------ Given records ------
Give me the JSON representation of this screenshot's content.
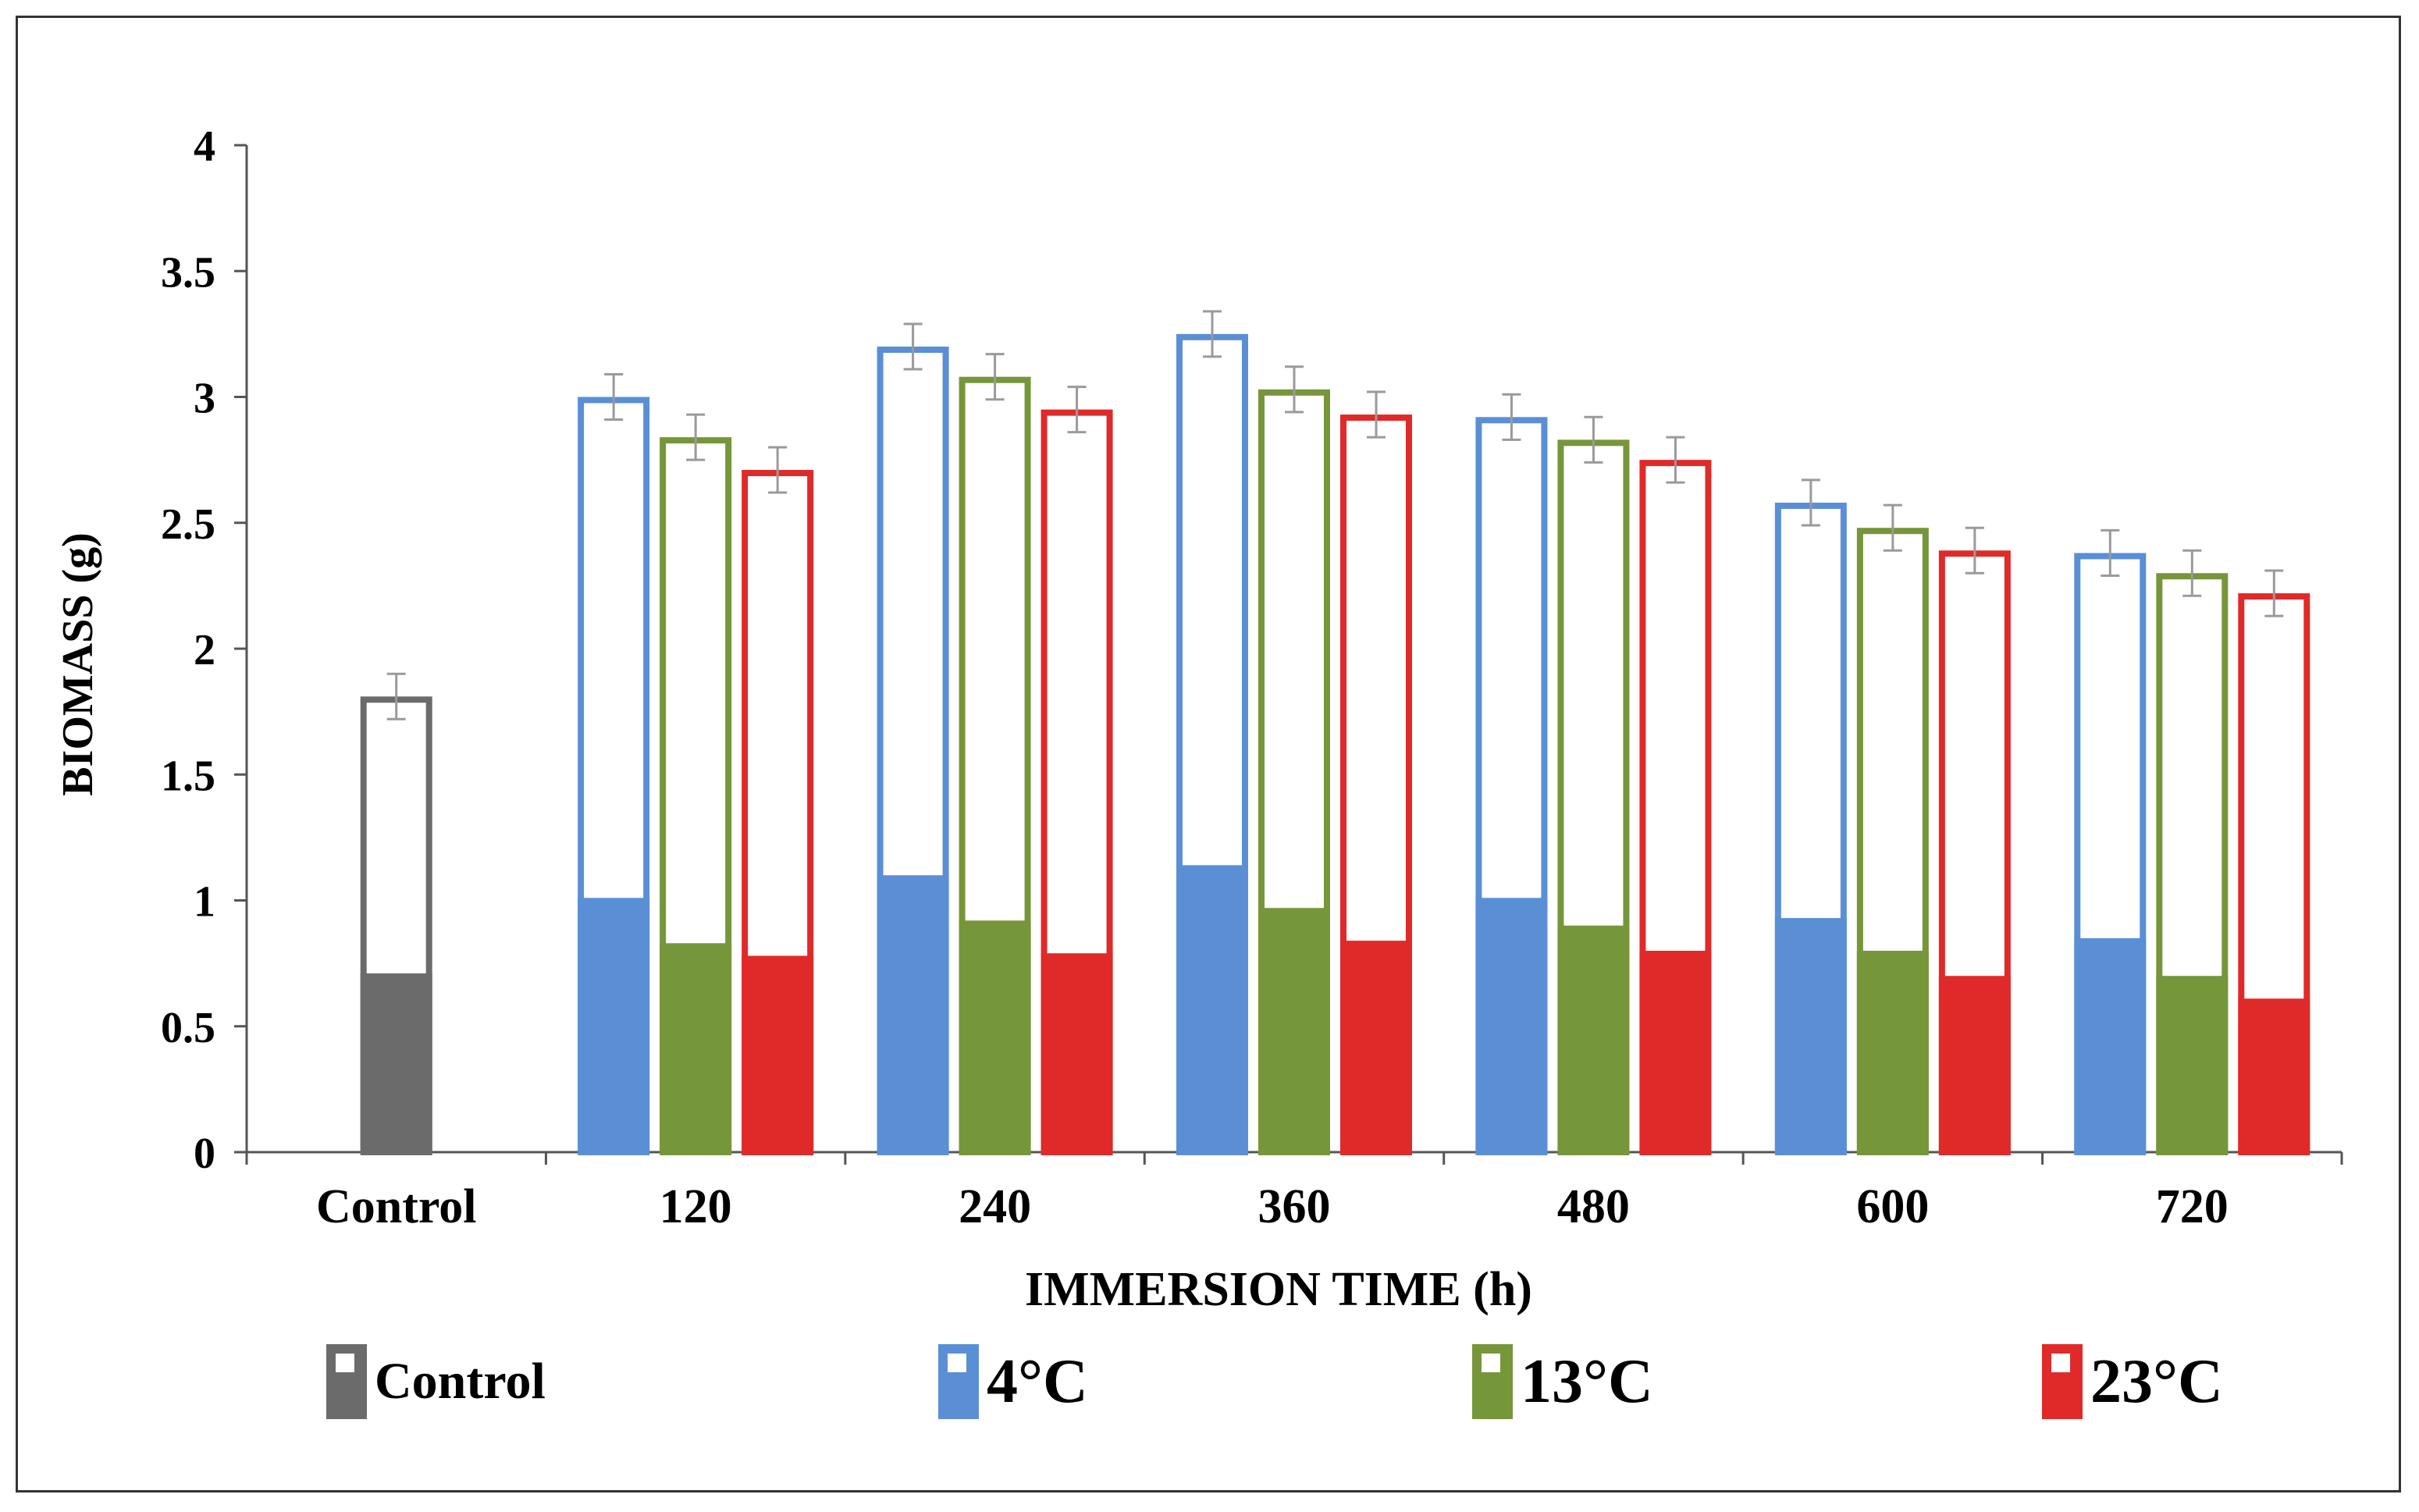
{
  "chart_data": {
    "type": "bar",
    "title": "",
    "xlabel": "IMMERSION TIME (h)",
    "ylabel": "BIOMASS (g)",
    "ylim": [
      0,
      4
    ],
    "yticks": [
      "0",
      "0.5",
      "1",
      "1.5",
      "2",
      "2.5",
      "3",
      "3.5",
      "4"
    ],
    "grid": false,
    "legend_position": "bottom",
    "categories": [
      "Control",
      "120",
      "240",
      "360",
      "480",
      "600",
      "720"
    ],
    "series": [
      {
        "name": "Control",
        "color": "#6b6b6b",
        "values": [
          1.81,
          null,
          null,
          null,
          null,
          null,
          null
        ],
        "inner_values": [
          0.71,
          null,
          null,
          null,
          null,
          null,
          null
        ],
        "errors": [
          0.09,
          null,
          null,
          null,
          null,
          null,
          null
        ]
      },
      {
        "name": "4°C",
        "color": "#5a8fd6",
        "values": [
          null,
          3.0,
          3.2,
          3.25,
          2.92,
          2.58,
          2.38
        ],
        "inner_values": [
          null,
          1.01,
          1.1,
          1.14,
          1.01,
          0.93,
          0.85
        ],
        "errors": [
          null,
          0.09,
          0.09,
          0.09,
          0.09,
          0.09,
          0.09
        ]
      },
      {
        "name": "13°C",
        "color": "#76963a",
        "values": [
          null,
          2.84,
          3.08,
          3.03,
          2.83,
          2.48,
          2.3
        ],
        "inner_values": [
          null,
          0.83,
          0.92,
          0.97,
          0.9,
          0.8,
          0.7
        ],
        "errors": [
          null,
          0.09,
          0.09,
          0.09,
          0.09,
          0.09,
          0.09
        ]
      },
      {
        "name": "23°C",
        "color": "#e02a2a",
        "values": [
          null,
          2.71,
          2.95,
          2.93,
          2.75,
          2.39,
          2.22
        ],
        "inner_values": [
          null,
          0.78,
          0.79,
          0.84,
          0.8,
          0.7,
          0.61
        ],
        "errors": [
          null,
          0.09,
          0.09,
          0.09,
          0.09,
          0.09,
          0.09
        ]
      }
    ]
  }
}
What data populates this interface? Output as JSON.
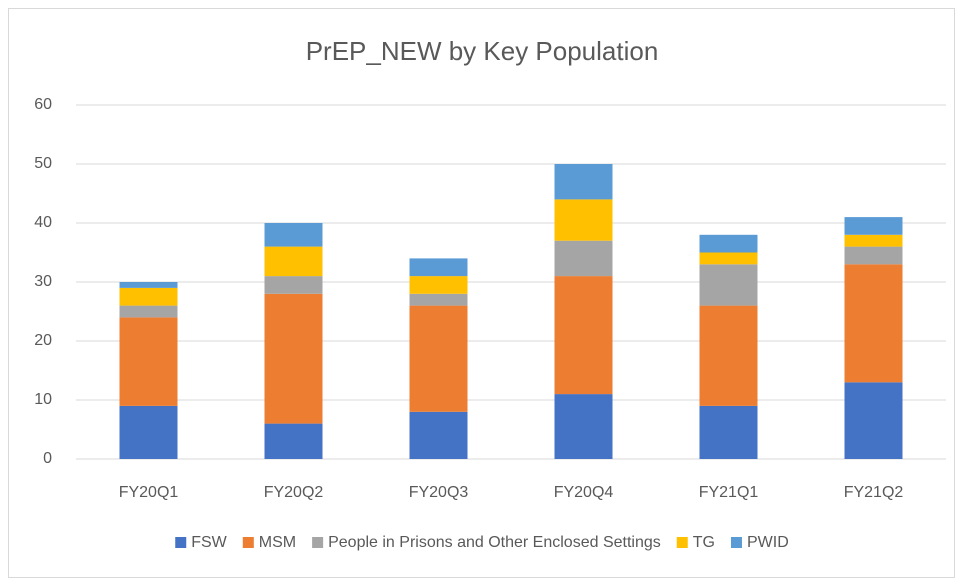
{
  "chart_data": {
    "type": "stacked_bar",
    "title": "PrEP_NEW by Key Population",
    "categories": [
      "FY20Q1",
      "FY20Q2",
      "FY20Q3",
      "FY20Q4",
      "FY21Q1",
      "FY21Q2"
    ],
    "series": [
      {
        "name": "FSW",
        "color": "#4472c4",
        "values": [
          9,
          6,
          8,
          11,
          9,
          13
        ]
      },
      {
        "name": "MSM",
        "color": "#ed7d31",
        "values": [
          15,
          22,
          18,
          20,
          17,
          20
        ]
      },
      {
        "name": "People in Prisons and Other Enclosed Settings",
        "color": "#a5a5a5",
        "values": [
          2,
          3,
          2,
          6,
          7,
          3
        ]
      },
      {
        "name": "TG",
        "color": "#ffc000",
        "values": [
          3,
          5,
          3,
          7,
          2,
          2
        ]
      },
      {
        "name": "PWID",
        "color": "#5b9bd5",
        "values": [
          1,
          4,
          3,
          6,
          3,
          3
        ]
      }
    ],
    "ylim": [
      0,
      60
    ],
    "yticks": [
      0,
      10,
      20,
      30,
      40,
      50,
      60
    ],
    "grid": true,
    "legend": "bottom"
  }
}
------
What the exercise asks
Each line that contains the word "JSON" counts toward the total; give only that total.

Written solution
2